**Stored data entries:**
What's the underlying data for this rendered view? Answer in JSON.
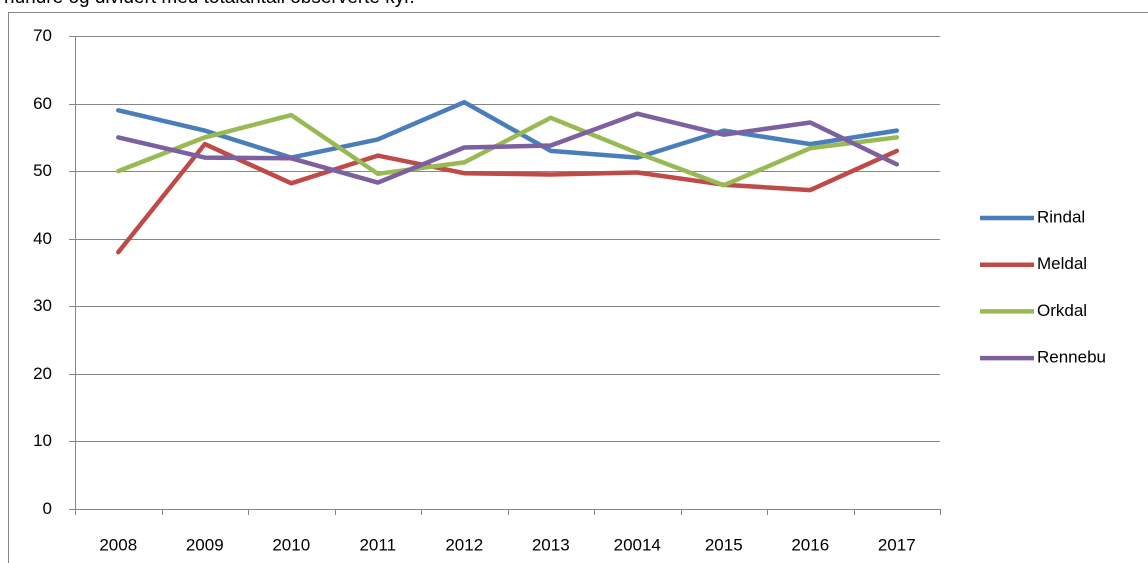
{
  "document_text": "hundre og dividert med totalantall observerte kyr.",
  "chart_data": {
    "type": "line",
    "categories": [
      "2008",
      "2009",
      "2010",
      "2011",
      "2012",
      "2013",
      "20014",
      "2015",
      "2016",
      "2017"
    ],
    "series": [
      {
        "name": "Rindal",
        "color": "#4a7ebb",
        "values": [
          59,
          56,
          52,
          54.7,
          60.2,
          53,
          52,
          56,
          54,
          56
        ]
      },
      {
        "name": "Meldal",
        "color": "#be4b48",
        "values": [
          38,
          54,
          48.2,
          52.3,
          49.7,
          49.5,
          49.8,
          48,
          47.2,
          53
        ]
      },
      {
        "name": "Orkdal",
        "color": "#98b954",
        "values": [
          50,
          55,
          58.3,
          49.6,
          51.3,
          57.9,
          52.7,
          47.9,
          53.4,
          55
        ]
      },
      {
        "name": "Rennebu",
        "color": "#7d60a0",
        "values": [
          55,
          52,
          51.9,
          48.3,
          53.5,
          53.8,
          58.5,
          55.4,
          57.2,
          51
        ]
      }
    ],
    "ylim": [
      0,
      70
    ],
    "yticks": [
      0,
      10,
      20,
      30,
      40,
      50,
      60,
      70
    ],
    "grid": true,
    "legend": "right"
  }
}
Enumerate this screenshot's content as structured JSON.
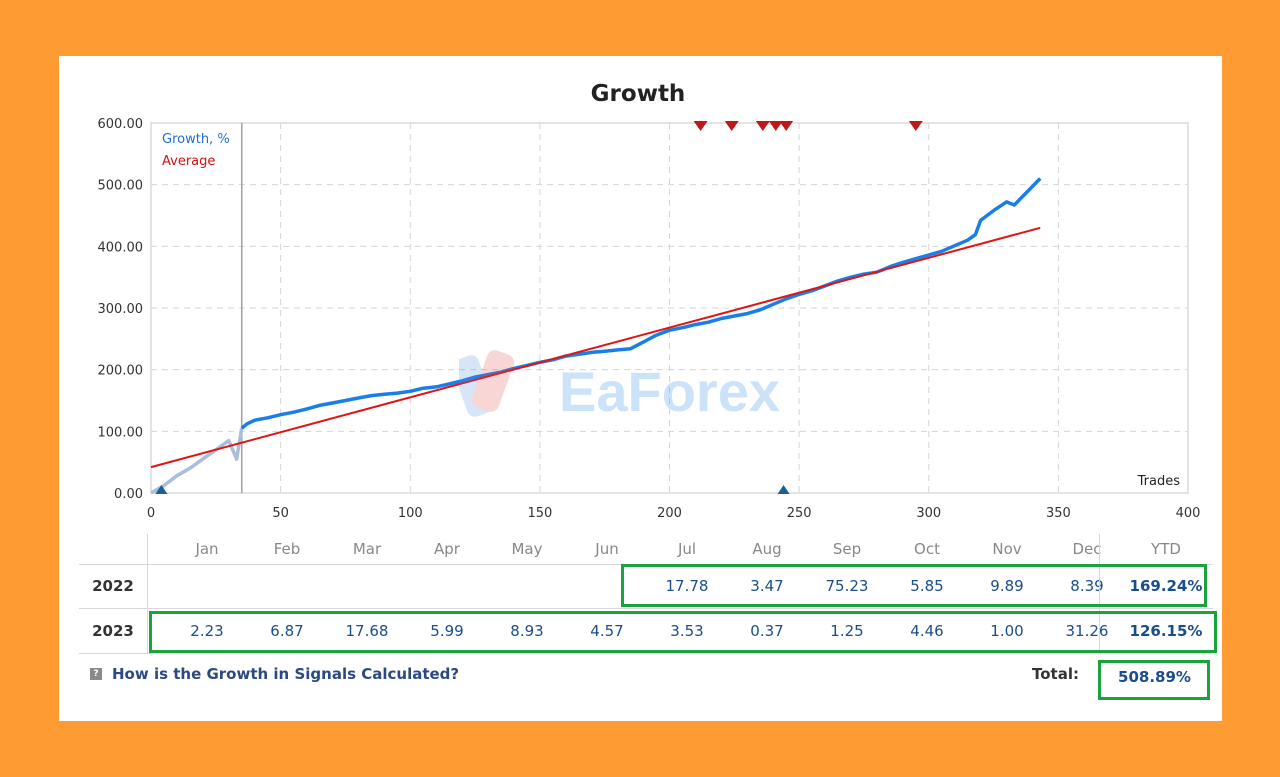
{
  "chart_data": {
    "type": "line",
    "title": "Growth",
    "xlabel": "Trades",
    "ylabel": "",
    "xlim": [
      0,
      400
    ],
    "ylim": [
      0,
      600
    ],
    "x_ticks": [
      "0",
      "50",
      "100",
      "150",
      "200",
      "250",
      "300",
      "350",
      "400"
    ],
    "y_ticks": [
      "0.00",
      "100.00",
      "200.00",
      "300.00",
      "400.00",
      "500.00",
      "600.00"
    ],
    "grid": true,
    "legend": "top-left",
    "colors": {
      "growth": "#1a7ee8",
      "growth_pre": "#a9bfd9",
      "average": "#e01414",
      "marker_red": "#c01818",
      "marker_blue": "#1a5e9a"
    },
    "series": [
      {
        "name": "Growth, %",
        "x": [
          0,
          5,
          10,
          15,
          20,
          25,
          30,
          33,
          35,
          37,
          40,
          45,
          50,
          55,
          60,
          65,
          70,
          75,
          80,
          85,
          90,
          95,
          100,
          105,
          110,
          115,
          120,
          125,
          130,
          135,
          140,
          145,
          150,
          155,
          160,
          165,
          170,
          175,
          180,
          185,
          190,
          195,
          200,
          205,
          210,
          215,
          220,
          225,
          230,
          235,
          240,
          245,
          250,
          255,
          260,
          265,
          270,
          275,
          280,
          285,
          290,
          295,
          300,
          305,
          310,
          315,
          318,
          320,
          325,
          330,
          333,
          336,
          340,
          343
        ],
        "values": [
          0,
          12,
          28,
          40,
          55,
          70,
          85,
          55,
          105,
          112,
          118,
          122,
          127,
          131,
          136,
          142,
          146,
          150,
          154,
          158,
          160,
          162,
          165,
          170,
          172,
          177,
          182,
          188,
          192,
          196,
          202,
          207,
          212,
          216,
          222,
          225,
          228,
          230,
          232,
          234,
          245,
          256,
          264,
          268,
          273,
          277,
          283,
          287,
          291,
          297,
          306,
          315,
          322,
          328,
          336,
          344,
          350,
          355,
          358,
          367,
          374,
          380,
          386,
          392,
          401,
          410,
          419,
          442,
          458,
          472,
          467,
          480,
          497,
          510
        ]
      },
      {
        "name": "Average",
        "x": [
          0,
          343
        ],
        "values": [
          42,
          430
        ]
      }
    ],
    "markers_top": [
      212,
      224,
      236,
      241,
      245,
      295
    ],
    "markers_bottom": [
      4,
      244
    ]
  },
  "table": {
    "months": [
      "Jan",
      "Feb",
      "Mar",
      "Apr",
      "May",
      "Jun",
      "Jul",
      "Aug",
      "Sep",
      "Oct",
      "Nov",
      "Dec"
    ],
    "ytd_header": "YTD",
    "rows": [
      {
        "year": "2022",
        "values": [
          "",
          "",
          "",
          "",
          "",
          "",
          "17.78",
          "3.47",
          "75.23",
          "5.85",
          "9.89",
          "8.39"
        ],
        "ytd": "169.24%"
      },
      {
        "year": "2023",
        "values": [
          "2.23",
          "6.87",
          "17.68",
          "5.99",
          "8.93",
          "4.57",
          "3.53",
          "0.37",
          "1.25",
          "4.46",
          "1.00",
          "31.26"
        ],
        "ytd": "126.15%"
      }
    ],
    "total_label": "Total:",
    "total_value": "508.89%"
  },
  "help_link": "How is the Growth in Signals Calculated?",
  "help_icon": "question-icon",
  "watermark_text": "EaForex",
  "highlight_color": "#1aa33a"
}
--
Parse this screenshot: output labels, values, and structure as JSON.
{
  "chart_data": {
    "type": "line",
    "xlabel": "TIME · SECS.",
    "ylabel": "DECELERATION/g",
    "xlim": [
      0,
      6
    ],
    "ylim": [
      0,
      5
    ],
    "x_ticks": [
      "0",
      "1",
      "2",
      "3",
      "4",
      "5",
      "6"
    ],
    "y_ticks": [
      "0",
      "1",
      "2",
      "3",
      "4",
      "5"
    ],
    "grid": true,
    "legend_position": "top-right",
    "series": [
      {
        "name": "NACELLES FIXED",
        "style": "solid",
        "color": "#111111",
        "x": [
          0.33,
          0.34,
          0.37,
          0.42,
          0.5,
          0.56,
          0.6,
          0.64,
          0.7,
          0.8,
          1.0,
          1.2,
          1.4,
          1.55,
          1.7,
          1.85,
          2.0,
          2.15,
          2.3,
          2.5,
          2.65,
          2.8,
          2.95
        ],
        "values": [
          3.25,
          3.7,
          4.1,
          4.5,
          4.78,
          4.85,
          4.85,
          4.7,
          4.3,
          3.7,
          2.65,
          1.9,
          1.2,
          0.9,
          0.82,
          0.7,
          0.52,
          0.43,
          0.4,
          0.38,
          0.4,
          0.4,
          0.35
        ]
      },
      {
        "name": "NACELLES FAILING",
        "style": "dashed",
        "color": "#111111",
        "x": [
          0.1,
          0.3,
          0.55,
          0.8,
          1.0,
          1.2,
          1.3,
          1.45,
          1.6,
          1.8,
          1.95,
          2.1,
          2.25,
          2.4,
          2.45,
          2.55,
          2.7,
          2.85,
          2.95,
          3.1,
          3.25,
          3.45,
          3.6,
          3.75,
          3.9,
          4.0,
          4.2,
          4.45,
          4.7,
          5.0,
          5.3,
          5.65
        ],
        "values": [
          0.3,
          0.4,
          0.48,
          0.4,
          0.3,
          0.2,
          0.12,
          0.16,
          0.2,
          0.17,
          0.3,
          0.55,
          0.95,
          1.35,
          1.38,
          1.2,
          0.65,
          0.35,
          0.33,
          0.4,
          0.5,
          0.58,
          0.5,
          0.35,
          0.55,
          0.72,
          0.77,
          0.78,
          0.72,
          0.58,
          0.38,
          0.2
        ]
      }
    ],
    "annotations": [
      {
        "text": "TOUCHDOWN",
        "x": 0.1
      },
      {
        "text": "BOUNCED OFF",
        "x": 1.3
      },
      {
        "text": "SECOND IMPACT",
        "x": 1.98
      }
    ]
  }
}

**What is needed:** Look through the material above. Copy each line where the word "this" appears.

**Response:**
What's the underlying data for this rendered view? Answer in JSON.
Enumerate this screenshot's content as structured JSON.
Parse this screenshot: output labels, values, and structure as JSON.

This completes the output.